* BEGIN Provided information *
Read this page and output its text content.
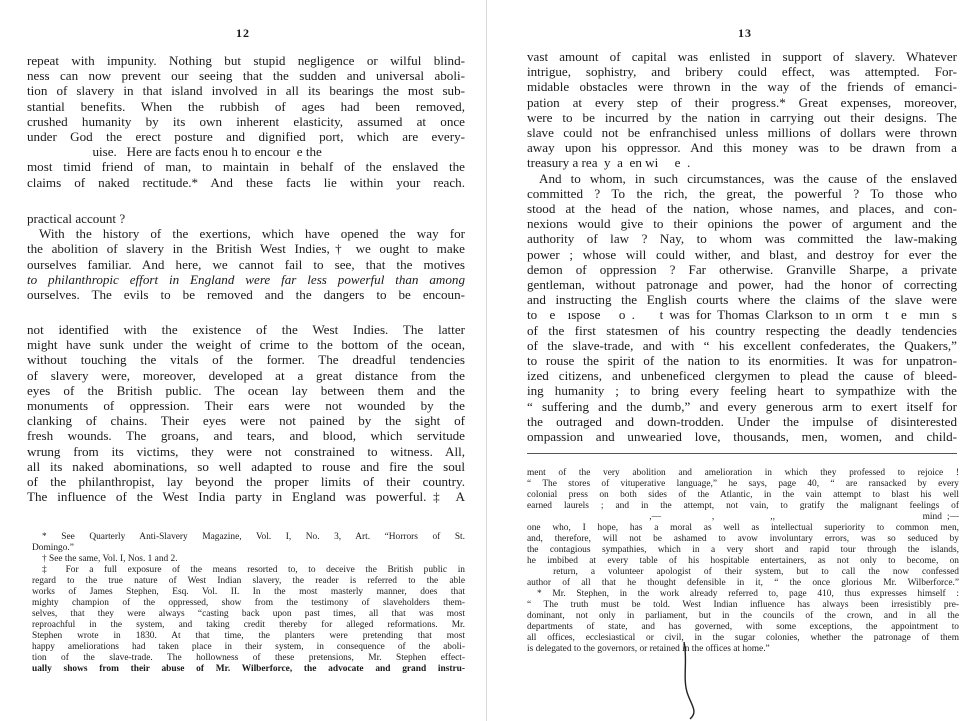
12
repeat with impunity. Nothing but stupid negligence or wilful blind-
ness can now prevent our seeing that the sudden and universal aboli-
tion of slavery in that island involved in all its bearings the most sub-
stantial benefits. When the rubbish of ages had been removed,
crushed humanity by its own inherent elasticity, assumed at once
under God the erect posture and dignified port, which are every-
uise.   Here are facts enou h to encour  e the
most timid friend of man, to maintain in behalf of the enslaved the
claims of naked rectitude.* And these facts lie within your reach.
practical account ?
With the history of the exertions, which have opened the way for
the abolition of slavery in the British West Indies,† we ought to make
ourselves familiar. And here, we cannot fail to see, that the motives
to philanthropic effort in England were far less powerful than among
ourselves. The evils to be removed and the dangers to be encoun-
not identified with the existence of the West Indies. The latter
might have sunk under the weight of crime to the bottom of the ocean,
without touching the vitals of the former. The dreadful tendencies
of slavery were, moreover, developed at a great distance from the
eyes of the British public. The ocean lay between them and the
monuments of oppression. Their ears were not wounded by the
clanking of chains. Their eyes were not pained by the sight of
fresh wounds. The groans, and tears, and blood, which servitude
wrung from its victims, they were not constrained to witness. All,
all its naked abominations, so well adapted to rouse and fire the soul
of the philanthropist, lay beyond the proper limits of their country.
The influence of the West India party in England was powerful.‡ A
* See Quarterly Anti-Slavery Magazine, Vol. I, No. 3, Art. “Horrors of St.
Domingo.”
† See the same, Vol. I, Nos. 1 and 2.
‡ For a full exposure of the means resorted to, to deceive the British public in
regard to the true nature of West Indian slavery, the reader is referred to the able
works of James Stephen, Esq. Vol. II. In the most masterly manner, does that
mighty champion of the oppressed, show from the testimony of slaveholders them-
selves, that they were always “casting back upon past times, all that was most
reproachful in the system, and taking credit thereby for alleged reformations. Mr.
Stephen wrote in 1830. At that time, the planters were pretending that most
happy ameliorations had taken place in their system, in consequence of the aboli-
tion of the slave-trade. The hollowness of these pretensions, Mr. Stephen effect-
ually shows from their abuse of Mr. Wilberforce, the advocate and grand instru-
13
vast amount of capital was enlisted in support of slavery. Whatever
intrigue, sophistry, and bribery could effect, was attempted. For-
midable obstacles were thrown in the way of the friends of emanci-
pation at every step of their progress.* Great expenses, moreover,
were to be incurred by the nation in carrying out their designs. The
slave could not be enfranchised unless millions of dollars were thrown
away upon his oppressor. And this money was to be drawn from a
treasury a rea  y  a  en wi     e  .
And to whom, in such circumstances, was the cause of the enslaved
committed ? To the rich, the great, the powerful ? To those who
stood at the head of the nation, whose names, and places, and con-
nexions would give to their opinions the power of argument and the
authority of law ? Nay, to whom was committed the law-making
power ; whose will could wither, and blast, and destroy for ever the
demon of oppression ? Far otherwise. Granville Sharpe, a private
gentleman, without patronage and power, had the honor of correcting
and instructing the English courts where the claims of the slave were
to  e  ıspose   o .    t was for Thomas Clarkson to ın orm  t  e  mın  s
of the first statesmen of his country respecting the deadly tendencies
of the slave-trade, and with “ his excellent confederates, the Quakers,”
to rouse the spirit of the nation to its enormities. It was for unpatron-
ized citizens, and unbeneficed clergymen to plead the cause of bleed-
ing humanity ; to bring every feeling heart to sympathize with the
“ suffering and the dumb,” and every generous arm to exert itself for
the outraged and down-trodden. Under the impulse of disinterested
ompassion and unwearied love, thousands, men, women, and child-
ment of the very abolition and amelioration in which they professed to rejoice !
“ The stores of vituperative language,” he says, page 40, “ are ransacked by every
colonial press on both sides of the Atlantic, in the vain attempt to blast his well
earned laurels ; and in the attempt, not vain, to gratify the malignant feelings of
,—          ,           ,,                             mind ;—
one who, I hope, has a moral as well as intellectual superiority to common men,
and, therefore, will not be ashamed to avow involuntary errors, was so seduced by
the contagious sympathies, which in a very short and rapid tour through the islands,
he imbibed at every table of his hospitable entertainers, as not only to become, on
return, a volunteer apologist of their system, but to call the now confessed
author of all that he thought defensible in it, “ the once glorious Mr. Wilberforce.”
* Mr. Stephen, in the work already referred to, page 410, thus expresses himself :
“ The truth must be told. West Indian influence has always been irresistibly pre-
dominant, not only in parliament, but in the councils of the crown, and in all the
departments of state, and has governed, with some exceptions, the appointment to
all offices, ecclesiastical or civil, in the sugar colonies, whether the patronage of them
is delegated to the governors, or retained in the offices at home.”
* END Provided information *
* BEGIN Provided information *
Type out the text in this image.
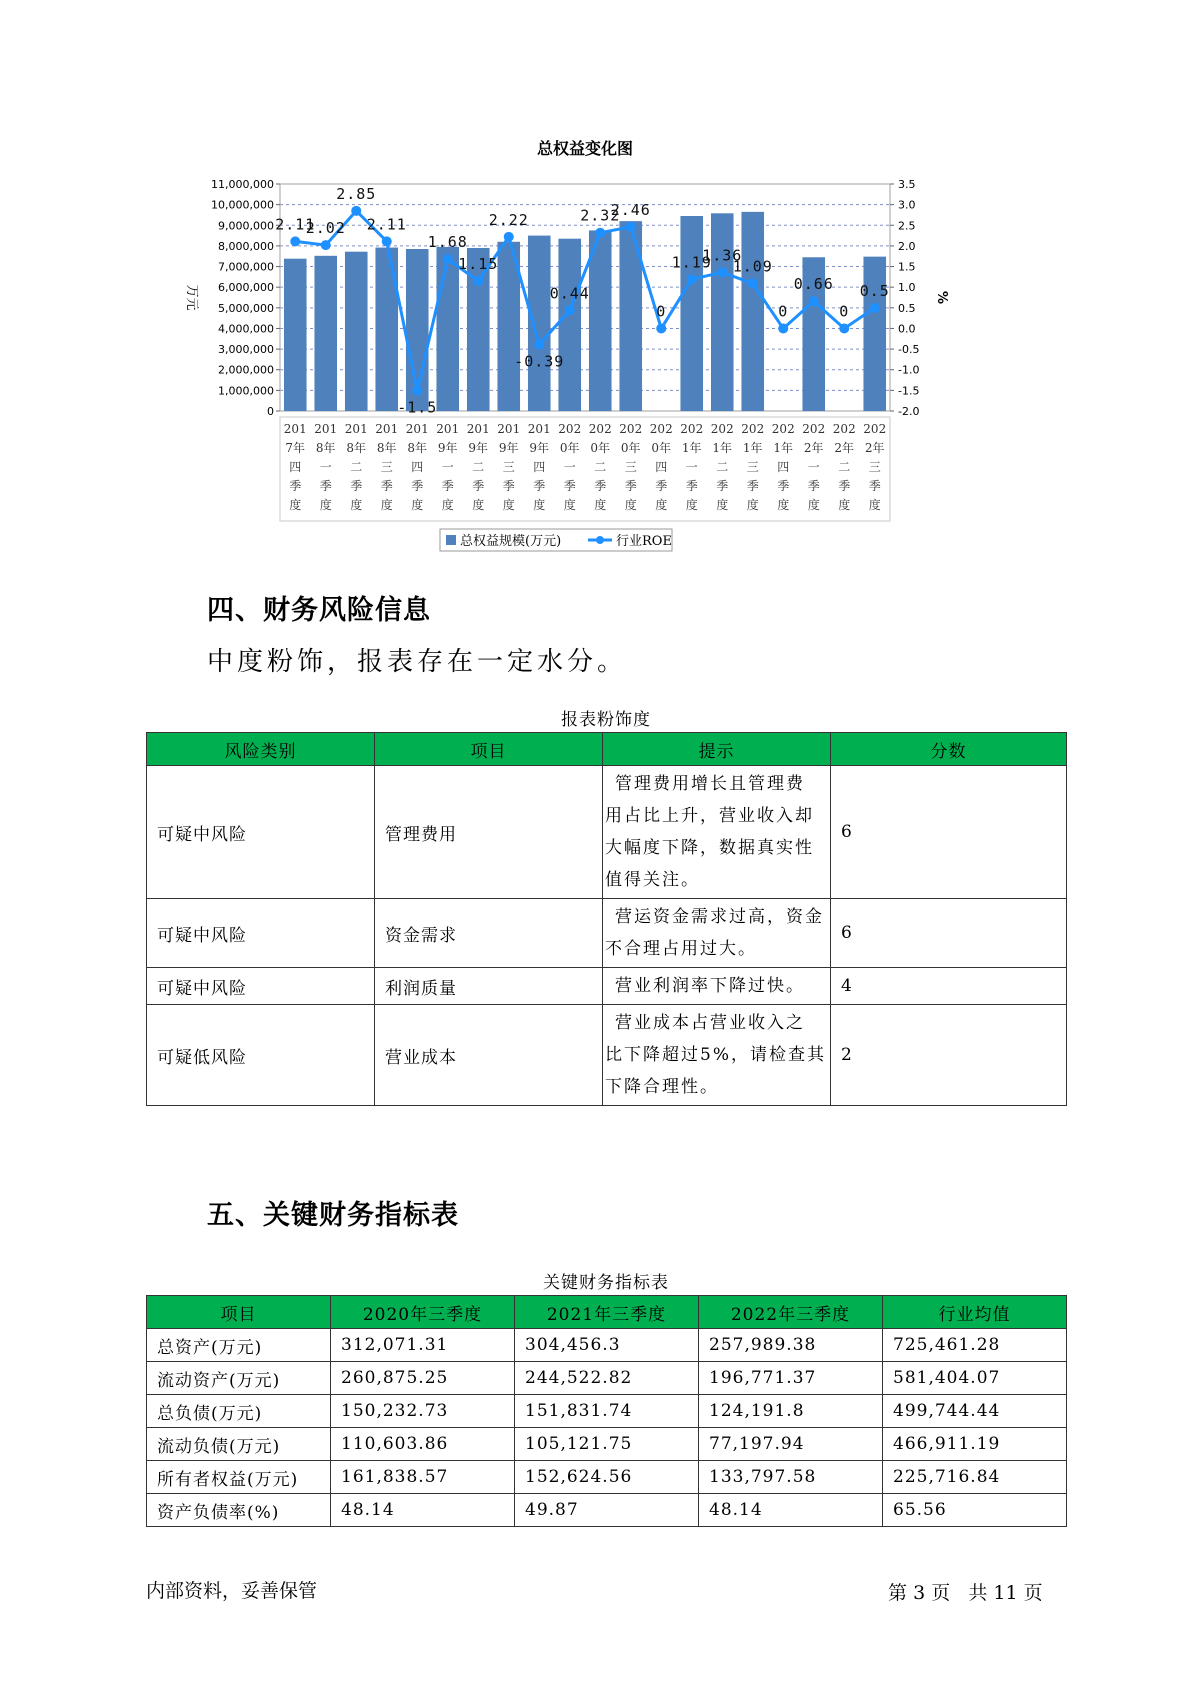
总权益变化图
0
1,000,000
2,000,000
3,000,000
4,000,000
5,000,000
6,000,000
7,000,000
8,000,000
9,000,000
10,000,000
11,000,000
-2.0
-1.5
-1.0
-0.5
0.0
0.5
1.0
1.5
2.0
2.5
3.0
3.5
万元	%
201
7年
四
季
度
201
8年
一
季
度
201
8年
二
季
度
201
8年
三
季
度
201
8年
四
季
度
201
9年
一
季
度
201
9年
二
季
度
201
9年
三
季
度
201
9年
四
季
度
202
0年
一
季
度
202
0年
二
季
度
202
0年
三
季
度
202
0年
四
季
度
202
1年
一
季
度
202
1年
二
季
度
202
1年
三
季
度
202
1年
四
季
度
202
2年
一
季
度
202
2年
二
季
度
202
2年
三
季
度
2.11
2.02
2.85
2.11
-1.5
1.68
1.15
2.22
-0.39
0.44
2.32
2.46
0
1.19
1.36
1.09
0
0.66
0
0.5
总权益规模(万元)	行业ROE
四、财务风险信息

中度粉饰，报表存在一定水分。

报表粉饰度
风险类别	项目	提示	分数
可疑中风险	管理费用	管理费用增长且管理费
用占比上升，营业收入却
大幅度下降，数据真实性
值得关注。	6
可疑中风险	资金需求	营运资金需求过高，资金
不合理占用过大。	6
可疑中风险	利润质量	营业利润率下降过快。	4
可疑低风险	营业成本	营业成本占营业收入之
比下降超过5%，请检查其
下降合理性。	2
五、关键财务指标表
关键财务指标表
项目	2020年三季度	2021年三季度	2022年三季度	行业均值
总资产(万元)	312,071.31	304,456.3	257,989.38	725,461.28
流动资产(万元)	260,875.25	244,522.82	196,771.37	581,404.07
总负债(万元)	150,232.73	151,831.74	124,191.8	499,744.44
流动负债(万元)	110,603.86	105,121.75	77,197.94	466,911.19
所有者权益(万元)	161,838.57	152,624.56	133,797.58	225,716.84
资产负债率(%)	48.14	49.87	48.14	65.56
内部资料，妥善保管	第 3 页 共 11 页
* END Provided information *
--- Exercise requirements ---
Search the lines above for the string "system" and copy each line that has it.

--- Result ---
reproachful in the system, and taking credit thereby for alleged reformations. Mr.
happy ameliorations had taken place in their system, in consequence of the aboli-
return, a volunteer apologist of their system, but to call the now confessed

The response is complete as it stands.